──────── Dataset records

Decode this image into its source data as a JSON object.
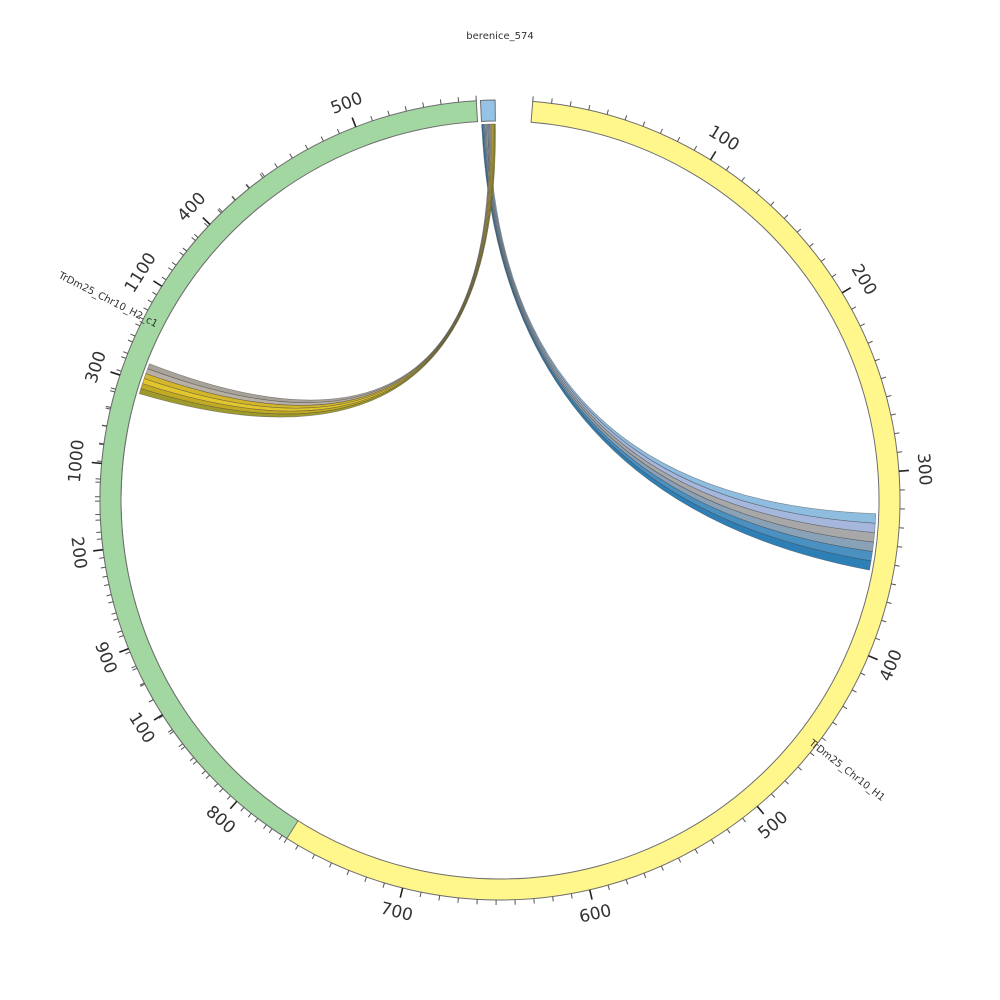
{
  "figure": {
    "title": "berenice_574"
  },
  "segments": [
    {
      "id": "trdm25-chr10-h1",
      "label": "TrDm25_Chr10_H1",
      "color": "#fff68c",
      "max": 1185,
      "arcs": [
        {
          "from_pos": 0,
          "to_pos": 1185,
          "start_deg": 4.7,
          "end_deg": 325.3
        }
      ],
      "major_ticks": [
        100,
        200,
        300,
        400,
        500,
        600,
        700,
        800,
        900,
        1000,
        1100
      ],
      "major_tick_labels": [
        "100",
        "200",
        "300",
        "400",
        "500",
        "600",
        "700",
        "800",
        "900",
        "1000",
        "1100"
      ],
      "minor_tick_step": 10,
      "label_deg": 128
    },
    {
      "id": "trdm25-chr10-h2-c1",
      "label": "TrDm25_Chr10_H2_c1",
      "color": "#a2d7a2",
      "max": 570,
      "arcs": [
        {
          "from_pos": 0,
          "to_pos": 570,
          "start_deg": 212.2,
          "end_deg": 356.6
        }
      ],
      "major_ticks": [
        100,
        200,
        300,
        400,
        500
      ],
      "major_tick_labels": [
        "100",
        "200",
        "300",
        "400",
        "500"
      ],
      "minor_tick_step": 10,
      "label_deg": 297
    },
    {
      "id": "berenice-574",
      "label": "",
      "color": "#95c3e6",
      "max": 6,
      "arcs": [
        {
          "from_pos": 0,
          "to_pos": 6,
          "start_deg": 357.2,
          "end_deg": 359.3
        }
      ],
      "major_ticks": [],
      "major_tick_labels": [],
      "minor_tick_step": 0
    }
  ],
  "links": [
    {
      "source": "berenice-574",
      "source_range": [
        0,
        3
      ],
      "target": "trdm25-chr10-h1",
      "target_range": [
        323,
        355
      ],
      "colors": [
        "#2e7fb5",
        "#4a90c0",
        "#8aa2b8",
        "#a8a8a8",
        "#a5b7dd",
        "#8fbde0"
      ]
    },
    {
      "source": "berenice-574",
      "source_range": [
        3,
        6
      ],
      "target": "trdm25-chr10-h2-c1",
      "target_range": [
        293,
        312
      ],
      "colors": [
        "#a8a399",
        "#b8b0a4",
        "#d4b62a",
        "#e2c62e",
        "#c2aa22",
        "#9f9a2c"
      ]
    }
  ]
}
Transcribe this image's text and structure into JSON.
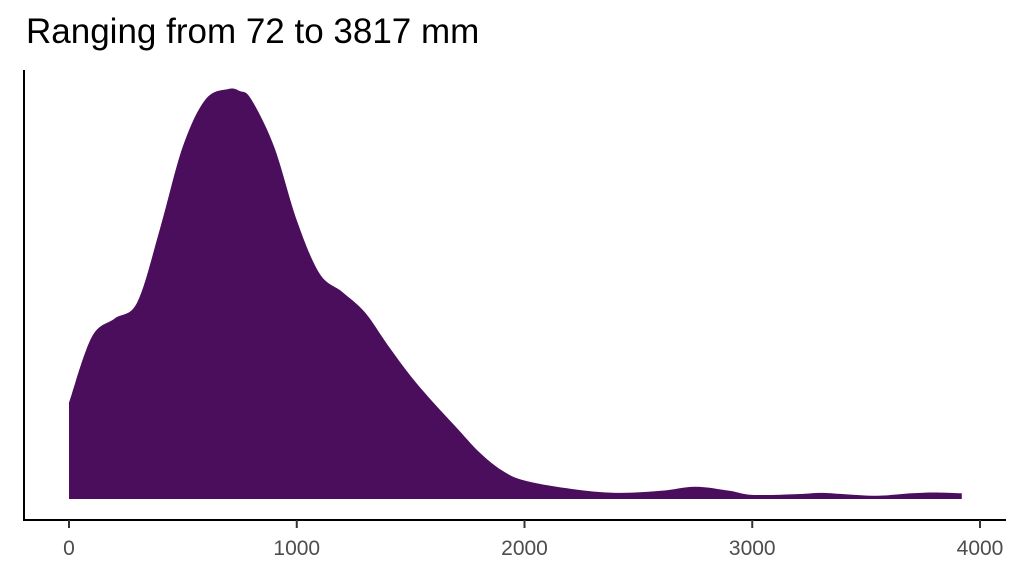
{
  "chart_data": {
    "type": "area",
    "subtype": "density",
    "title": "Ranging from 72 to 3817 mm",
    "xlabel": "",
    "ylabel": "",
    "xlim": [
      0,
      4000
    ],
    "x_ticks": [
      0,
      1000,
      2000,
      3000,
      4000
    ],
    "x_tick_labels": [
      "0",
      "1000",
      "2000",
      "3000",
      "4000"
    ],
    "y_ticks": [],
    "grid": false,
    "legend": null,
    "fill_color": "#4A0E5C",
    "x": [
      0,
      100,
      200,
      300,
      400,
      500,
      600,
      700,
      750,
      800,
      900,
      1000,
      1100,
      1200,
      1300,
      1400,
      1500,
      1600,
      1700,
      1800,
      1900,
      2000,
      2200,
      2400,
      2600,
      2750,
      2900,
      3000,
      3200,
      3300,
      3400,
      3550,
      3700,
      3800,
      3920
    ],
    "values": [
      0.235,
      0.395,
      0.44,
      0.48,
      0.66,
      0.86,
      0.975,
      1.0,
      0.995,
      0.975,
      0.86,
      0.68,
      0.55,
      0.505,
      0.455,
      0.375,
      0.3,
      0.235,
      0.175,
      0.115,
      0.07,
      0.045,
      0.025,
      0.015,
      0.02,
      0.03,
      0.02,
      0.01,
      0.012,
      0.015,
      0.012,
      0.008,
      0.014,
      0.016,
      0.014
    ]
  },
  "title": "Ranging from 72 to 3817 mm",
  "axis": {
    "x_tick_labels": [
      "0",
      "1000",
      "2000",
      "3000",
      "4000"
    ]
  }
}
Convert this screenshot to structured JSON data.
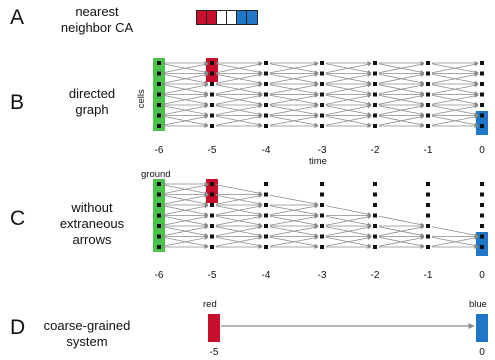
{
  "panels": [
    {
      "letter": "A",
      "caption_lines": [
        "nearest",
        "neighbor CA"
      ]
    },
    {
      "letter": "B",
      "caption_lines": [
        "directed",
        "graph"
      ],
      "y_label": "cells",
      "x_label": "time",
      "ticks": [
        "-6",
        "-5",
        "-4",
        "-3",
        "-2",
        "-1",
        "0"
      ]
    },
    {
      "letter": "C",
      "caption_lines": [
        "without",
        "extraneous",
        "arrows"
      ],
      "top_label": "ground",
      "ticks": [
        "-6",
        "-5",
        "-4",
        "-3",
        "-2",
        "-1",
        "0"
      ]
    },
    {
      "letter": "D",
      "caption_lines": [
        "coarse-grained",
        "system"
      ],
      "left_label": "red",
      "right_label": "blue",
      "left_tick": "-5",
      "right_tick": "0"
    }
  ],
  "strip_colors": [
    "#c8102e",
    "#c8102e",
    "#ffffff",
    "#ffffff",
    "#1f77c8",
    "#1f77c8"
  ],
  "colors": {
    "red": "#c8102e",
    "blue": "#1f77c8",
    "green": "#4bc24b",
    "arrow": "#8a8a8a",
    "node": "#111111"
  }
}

────────────────

Print all the records again exactly; do not include any picture.

Decode this image into its source data as a JSON object.
{
  "figure": {
    "title": "berenice_574"
  },
  "segments": [
    {
      "id": "trdm25-chr10-h1",
      "label": "TrDm25_Chr10_H1",
      "color": "#fff68c",
      "max": 1185,
      "arcs": [
        {
          "from_pos": 0,
          "to_pos": 1185,
          "start_deg": 4.7,
          "end_deg": 325.3
        }
      ],
      "major_ticks": [
        100,
        200,
        300,
        400,
        500,
        600,
        700,
        800,
        900,
        1000,
        1100
      ],
      "major_tick_labels": [
        "100",
        "200",
        "300",
        "400",
        "500",
        "600",
        "700",
        "800",
        "900",
        "1000",
        "1100"
      ],
      "minor_tick_step": 10,
      "label_deg": 128
    },
    {
      "id": "trdm25-chr10-h2-c1",
      "label": "TrDm25_Chr10_H2_c1",
      "color": "#a2d7a2",
      "max": 570,
      "arcs": [
        {
          "from_pos": 0,
          "to_pos": 570,
          "start_deg": 212.2,
          "end_deg": 356.6
        }
      ],
      "major_ticks": [
        100,
        200,
        300,
        400,
        500
      ],
      "major_tick_labels": [
        "100",
        "200",
        "300",
        "400",
        "500"
      ],
      "minor_tick_step": 10,
      "label_deg": 297
    },
    {
      "id": "berenice-574",
      "label": "",
      "color": "#95c3e6",
      "max": 6,
      "arcs": [
        {
          "from_pos": 0,
          "to_pos": 6,
          "start_deg": 357.2,
          "end_deg": 359.3
        }
      ],
      "major_ticks": [],
      "major_tick_labels": [],
      "minor_tick_step": 0
    }
  ],
  "links": [
    {
      "source": "berenice-574",
      "source_range": [
        0,
        3
      ],
      "target": "trdm25-chr10-h1",
      "target_range": [
        323,
        355
      ],
      "colors": [
        "#2e7fb5",
        "#4a90c0",
        "#8aa2b8",
        "#a8a8a8",
        "#a5b7dd",
        "#8fbde0"
      ]
    },
    {
      "source": "berenice-574",
      "source_range": [
        3,
        6
      ],
      "target": "trdm25-chr10-h2-c1",
      "target_range": [
        293,
        312
      ],
      "colors": [
        "#a8a399",
        "#b8b0a4",
        "#d4b62a",
        "#e2c62e",
        "#c2aa22",
        "#9f9a2c"
      ]
    }
  ]
}
Transcribe this image's text and structure into JSON.
{
  "chart_data": {
    "type": "area",
    "subtype": "density",
    "title": "Ranging from 72 to 3817 mm",
    "xlabel": "",
    "ylabel": "",
    "xlim": [
      0,
      4000
    ],
    "x_ticks": [
      0,
      1000,
      2000,
      3000,
      4000
    ],
    "x_tick_labels": [
      "0",
      "1000",
      "2000",
      "3000",
      "4000"
    ],
    "y_ticks": [],
    "grid": false,
    "legend": null,
    "fill_color": "#4A0E5C",
    "x": [
      0,
      100,
      200,
      300,
      400,
      500,
      600,
      700,
      750,
      800,
      900,
      1000,
      1100,
      1200,
      1300,
      1400,
      1500,
      1600,
      1700,
      1800,
      1900,
      2000,
      2200,
      2400,
      2600,
      2750,
      2900,
      3000,
      3200,
      3300,
      3400,
      3550,
      3700,
      3800,
      3920
    ],
    "values": [
      0.235,
      0.395,
      0.44,
      0.48,
      0.66,
      0.86,
      0.975,
      1.0,
      0.995,
      0.975,
      0.86,
      0.68,
      0.55,
      0.505,
      0.455,
      0.375,
      0.3,
      0.235,
      0.175,
      0.115,
      0.07,
      0.045,
      0.025,
      0.015,
      0.02,
      0.03,
      0.02,
      0.01,
      0.012,
      0.015,
      0.012,
      0.008,
      0.014,
      0.016,
      0.014
    ]
  },
  "title": "Ranging from 72 to 3817 mm",
  "axis": {
    "x_tick_labels": [
      "0",
      "1000",
      "2000",
      "3000",
      "4000"
    ]
  }
}
Convert this screenshot to structured JSON data.
{
  "panels": [
    {
      "letter": "A",
      "caption_lines": [
        "nearest",
        "neighbor CA"
      ]
    },
    {
      "letter": "B",
      "caption_lines": [
        "directed",
        "graph"
      ],
      "y_label": "cells",
      "x_label": "time",
      "ticks": [
        "-6",
        "-5",
        "-4",
        "-3",
        "-2",
        "-1",
        "0"
      ]
    },
    {
      "letter": "C",
      "caption_lines": [
        "without",
        "extraneous",
        "arrows"
      ],
      "top_label": "ground",
      "ticks": [
        "-6",
        "-5",
        "-4",
        "-3",
        "-2",
        "-1",
        "0"
      ]
    },
    {
      "letter": "D",
      "caption_lines": [
        "coarse-grained",
        "system"
      ],
      "left_label": "red",
      "right_label": "blue",
      "left_tick": "-5",
      "right_tick": "0"
    }
  ],
  "strip_colors": [
    "#c8102e",
    "#c8102e",
    "#ffffff",
    "#ffffff",
    "#1f77c8",
    "#1f77c8"
  ],
  "colors": {
    "red": "#c8102e",
    "blue": "#1f77c8",
    "green": "#4bc24b",
    "arrow": "#8a8a8a",
    "node": "#111111"
  }
}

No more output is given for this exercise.